* **What is expected**:
Retype the material that follows, keeping every word as it is.

* **Supplied data**:
____________________

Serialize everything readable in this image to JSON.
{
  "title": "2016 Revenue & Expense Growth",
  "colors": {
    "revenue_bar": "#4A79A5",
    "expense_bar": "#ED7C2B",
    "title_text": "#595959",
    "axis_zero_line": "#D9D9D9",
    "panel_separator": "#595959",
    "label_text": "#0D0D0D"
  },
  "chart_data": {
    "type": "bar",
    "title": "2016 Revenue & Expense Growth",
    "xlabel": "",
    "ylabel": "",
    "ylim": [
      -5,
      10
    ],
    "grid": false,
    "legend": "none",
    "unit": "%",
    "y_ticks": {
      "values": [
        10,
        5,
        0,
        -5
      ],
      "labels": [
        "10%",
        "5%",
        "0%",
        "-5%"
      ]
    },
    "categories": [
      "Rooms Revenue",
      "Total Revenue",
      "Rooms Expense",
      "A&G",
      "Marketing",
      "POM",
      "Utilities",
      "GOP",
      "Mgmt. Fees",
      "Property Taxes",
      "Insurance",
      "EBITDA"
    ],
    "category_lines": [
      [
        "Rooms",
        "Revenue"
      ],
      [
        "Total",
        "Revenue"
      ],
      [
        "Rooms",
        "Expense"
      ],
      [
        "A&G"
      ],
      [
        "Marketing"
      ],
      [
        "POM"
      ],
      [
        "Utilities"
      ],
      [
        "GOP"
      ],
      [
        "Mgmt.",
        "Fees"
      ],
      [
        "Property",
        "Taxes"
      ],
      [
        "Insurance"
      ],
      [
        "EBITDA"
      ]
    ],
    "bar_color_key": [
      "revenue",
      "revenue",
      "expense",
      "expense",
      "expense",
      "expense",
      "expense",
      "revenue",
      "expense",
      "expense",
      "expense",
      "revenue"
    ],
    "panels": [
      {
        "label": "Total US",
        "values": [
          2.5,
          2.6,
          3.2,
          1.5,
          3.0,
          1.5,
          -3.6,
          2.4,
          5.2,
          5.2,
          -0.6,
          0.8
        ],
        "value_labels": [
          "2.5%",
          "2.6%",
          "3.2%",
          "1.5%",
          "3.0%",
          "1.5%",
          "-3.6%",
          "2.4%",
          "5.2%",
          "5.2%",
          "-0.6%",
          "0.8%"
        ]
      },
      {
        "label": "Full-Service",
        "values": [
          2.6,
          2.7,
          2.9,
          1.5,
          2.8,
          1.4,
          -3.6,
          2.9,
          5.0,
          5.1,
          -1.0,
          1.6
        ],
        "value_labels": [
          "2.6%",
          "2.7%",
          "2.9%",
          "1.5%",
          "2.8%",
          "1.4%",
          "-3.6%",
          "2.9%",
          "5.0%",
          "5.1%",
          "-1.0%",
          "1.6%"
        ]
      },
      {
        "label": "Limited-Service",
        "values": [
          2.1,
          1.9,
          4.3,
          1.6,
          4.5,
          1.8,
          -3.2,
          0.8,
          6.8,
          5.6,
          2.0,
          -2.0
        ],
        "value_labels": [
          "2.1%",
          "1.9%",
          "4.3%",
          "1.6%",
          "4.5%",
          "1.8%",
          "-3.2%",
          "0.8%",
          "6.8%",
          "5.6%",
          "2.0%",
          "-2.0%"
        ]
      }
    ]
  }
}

____________________

* **Correct output**:
Serialize everything readable in this image to JSON.
{
  "title": "2016 Revenue & Expense Growth",
  "colors": {
    "revenue_bar": "#4A79A5",
    "expense_bar": "#ED7C2B",
    "title_text": "#595959",
    "axis_zero_line": "#D9D9D9",
    "panel_separator": "#595959",
    "label_text": "#0D0D0D"
  },
  "chart_data": {
    "type": "bar",
    "title": "2016 Revenue & Expense Growth",
    "xlabel": "",
    "ylabel": "",
    "ylim": [
      -5,
      10
    ],
    "grid": false,
    "legend": "none",
    "unit": "%",
    "y_ticks": {
      "values": [
        10,
        5,
        0,
        -5
      ],
      "labels": [
        "10%",
        "5%",
        "0%",
        "-5%"
      ]
    },
    "categories": [
      "Rooms Revenue",
      "Total Revenue",
      "Rooms Expense",
      "A&G",
      "Marketing",
      "POM",
      "Utilities",
      "GOP",
      "Mgmt. Fees",
      "Property Taxes",
      "Insurance",
      "EBITDA"
    ],
    "category_lines": [
      [
        "Rooms",
        "Revenue"
      ],
      [
        "Total",
        "Revenue"
      ],
      [
        "Rooms",
        "Expense"
      ],
      [
        "A&G"
      ],
      [
        "Marketing"
      ],
      [
        "POM"
      ],
      [
        "Utilities"
      ],
      [
        "GOP"
      ],
      [
        "Mgmt.",
        "Fees"
      ],
      [
        "Property",
        "Taxes"
      ],
      [
        "Insurance"
      ],
      [
        "EBITDA"
      ]
    ],
    "bar_color_key": [
      "revenue",
      "revenue",
      "expense",
      "expense",
      "expense",
      "expense",
      "expense",
      "revenue",
      "expense",
      "expense",
      "expense",
      "revenue"
    ],
    "panels": [
      {
        "label": "Total US",
        "values": [
          2.5,
          2.6,
          3.2,
          1.5,
          3.0,
          1.5,
          -3.6,
          2.4,
          5.2,
          5.2,
          -0.6,
          0.8
        ],
        "value_labels": [
          "2.5%",
          "2.6%",
          "3.2%",
          "1.5%",
          "3.0%",
          "1.5%",
          "-3.6%",
          "2.4%",
          "5.2%",
          "5.2%",
          "-0.6%",
          "0.8%"
        ]
      },
      {
        "label": "Full-Service",
        "values": [
          2.6,
          2.7,
          2.9,
          1.5,
          2.8,
          1.4,
          -3.6,
          2.9,
          5.0,
          5.1,
          -1.0,
          1.6
        ],
        "value_labels": [
          "2.6%",
          "2.7%",
          "2.9%",
          "1.5%",
          "2.8%",
          "1.4%",
          "-3.6%",
          "2.9%",
          "5.0%",
          "5.1%",
          "-1.0%",
          "1.6%"
        ]
      },
      {
        "label": "Limited-Service",
        "values": [
          2.1,
          1.9,
          4.3,
          1.6,
          4.5,
          1.8,
          -3.2,
          0.8,
          6.8,
          5.6,
          2.0,
          -2.0
        ],
        "value_labels": [
          "2.1%",
          "1.9%",
          "4.3%",
          "1.6%",
          "4.5%",
          "1.8%",
          "-3.2%",
          "0.8%",
          "6.8%",
          "5.6%",
          "2.0%",
          "-2.0%"
        ]
      }
    ]
  }
}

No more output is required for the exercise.